# WHAT IS REQUIRED
Find how many lines in the data below include the word "color", then write only that number.

# PROVIDED RECORDS
==========

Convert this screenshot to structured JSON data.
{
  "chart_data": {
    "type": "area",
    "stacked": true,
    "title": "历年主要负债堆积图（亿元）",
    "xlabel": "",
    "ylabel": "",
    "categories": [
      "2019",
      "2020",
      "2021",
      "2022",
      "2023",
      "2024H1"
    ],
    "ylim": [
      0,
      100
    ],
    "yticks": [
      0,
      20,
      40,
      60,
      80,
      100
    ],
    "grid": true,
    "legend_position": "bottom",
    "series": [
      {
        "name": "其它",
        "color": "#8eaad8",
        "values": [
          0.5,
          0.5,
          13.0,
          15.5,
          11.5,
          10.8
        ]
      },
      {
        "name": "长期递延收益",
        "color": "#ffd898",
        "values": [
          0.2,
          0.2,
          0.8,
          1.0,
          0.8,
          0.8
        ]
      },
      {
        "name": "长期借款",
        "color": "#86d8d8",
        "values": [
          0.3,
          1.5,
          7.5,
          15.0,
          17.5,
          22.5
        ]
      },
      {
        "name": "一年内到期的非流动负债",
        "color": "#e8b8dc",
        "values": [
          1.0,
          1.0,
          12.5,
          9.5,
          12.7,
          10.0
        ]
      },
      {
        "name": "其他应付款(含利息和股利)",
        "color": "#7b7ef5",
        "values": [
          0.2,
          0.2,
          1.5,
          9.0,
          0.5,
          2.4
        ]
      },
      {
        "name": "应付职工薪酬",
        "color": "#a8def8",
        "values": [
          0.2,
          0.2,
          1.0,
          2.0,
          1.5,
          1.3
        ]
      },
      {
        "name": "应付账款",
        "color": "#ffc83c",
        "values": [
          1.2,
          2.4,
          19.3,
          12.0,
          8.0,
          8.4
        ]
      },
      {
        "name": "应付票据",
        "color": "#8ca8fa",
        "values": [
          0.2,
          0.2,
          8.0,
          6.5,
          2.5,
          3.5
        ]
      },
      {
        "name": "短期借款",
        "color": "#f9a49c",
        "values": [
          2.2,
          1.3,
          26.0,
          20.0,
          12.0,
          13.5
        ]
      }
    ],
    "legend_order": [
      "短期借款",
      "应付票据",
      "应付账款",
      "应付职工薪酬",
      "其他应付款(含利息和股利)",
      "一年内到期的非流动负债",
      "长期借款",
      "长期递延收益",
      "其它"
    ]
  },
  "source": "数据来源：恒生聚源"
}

==========

# RESULT FOR THIS EXERCISE
9